(A run of records)
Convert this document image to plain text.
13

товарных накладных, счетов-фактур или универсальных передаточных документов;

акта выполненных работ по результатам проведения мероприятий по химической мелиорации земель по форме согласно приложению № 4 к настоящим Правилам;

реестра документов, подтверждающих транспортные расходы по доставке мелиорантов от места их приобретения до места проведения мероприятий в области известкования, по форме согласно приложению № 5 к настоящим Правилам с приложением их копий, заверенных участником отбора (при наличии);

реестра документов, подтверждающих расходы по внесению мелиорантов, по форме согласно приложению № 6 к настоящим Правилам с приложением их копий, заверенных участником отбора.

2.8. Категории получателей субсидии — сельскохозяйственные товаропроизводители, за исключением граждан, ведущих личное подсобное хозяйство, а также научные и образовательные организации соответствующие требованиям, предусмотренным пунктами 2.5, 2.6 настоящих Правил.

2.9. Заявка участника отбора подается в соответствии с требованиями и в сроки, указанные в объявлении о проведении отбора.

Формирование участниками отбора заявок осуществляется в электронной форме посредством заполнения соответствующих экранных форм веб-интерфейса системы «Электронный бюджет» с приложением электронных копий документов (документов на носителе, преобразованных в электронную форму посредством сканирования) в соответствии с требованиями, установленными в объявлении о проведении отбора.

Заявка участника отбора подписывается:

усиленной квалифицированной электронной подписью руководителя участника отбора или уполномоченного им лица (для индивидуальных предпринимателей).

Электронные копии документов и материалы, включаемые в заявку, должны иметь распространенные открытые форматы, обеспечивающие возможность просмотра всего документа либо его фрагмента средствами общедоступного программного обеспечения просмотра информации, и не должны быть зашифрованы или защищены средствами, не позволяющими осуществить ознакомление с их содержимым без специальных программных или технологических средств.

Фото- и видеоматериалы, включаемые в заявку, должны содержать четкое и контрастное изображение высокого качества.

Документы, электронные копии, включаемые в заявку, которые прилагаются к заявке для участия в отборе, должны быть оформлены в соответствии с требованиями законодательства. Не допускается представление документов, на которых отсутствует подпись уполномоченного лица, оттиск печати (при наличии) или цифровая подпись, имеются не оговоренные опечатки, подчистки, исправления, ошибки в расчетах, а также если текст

Written task: Find every line above that contains the word "участником", and return each one.

Written reply:
реестра документов, подтверждающих транспортные расходы по доставке мелиорантов от места их приобретения до места проведения мероприятий в области известкования, по форме согласно приложению № 5 к настоящим Правилам с приложением их копий, заверенных участником отбора (при наличии);
реестра документов, подтверждающих расходы по внесению мелиорантов, по форме согласно приложению № 6 к настоящим Правилам с приложением их копий, заверенных участником отбора.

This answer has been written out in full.